In the listing below, find every line containing "China" and copy it out.
START Provided material
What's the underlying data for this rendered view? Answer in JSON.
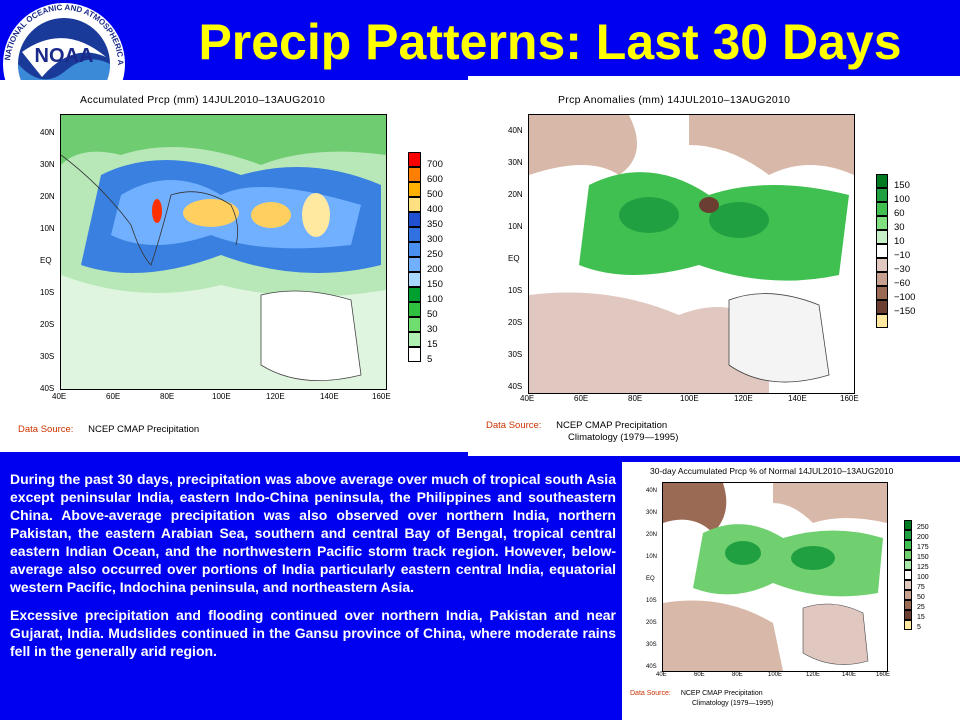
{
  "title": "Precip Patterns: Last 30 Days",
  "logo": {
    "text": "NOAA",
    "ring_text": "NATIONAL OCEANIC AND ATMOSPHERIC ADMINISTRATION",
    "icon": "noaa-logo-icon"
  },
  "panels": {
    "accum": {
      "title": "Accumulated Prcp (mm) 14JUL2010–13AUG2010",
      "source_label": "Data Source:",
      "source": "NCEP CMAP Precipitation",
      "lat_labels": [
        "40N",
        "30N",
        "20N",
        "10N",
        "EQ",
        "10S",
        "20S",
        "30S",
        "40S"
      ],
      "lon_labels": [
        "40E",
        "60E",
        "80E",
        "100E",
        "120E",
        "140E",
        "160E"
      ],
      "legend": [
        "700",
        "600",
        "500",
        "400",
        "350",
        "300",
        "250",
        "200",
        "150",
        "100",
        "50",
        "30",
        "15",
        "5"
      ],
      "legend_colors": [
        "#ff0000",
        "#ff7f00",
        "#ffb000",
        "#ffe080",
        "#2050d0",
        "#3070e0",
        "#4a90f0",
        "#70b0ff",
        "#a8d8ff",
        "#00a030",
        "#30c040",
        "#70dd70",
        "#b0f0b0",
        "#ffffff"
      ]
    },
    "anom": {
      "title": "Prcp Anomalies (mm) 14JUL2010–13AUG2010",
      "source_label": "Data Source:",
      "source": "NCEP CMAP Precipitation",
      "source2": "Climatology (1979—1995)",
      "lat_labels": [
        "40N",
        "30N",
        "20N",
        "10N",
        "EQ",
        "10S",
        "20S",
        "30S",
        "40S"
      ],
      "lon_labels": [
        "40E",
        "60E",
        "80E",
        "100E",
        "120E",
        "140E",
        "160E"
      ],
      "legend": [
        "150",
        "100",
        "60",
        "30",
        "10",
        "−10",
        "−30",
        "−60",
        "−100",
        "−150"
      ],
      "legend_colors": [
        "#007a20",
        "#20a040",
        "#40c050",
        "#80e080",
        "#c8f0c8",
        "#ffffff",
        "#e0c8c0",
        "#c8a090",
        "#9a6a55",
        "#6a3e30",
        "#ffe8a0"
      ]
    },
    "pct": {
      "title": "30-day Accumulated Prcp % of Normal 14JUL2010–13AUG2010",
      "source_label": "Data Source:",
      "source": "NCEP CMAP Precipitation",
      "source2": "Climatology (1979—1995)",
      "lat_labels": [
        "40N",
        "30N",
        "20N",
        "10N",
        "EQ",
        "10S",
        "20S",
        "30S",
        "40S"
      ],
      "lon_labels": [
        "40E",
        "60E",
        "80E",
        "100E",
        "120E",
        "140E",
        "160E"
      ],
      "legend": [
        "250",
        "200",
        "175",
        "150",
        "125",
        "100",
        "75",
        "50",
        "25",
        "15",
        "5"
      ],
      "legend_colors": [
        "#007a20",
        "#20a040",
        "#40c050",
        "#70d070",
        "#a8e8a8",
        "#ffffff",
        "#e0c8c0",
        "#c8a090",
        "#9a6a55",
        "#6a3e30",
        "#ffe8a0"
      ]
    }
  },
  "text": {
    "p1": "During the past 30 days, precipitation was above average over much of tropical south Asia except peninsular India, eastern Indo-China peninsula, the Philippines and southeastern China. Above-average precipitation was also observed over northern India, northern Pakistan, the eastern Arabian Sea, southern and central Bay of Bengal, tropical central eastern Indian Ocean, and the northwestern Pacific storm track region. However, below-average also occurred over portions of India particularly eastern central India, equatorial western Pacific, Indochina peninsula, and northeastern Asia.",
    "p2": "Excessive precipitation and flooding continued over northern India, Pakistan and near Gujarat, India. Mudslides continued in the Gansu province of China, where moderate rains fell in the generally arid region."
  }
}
END Provided material
START Provided material
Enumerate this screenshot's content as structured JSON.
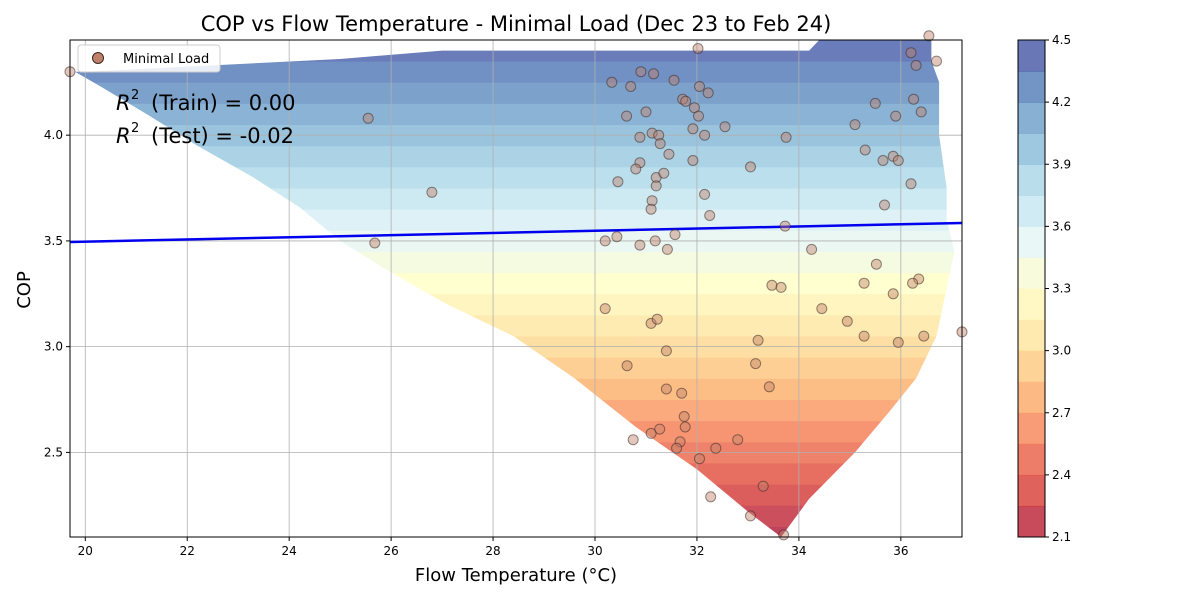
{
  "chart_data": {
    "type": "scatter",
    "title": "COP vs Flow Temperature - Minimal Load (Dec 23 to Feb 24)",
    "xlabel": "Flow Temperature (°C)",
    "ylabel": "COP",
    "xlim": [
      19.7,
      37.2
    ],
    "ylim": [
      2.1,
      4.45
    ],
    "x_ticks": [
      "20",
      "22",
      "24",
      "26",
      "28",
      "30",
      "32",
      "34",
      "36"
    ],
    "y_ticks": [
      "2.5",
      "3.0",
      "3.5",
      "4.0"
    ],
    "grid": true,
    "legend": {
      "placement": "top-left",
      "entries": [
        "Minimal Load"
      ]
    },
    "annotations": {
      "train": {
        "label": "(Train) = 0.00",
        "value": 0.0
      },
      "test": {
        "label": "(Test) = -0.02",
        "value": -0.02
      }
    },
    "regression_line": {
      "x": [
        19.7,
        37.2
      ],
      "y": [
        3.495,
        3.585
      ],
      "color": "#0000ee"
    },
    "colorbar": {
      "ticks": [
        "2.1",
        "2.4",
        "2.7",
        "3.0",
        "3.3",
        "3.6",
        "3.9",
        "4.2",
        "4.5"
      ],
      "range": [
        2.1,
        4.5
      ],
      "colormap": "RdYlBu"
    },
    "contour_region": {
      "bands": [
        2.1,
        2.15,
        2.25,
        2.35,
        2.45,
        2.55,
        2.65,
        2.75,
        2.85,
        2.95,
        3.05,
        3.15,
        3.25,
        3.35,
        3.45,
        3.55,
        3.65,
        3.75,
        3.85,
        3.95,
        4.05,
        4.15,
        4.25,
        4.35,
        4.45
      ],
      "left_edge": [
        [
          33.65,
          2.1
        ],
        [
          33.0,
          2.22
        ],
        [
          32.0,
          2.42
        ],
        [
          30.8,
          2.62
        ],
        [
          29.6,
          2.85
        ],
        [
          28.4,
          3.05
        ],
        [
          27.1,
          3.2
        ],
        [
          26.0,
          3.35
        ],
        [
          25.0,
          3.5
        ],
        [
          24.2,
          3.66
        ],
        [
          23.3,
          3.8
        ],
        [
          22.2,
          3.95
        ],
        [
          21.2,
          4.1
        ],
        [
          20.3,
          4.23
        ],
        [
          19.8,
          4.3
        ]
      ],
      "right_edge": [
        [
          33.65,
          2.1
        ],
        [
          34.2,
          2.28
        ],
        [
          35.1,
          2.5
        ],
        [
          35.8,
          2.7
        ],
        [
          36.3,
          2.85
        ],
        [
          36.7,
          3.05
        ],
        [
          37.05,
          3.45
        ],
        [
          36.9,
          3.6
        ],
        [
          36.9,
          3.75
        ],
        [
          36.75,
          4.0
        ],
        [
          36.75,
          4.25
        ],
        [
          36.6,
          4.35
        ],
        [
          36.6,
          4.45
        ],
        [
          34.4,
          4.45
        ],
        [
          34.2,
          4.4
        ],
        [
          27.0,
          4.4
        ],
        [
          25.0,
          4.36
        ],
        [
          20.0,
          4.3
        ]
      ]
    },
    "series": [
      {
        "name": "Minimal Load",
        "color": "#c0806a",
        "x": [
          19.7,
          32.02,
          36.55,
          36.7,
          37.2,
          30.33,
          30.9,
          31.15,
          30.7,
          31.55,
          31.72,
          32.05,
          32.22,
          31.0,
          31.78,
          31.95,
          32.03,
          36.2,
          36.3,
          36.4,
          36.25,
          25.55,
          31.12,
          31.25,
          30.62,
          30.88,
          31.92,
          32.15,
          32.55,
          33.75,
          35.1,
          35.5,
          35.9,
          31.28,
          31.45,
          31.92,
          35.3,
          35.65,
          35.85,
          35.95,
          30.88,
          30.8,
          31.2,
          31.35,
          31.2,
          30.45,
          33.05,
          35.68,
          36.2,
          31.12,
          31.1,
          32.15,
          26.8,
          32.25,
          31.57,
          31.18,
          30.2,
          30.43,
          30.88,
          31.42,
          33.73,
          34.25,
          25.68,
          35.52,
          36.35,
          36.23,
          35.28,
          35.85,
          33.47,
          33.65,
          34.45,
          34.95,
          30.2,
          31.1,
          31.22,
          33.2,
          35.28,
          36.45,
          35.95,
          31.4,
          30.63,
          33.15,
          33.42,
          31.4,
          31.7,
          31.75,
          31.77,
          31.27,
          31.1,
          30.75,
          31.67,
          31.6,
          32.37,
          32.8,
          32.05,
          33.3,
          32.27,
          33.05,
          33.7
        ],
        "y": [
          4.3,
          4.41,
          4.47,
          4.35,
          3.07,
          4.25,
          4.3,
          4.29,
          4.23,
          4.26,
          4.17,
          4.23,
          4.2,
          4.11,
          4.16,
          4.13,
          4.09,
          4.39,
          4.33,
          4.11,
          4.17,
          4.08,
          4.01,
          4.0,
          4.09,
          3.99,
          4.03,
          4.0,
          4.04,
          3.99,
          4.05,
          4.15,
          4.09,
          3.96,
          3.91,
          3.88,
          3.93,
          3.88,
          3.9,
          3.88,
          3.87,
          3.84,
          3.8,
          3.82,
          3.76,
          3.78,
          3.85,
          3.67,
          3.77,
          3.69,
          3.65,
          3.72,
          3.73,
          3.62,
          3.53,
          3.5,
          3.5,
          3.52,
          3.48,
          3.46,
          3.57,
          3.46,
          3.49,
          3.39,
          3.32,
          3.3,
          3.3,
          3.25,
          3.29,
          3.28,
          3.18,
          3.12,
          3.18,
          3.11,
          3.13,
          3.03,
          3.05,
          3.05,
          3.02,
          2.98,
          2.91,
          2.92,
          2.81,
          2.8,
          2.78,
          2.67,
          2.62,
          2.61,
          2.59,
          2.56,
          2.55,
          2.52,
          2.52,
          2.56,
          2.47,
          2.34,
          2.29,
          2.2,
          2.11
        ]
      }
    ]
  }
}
END Provided material
◆ Full answer
    "p1": "During the past 30 days, precipitation was above average over much of tropical south Asia except peninsular India, eastern Indo-China peninsula, the Philippines and southeastern China. Above-average precipitation was also observed over northern India, northern Pakistan, the eastern Arabian Sea, southern and central Bay of Bengal, tropical central eastern Indian Ocean, and the northwestern Pacific storm track region. However, below-average also occurred over portions of India particularly eastern central India, equatorial western Pacific, Indochina peninsula, and northeastern Asia.",
    "p2": "Excessive precipitation and flooding continued over northern India, Pakistan and near Gujarat, India. Mudslides continued in the Gansu province of China, where moderate rains fell in the generally arid region."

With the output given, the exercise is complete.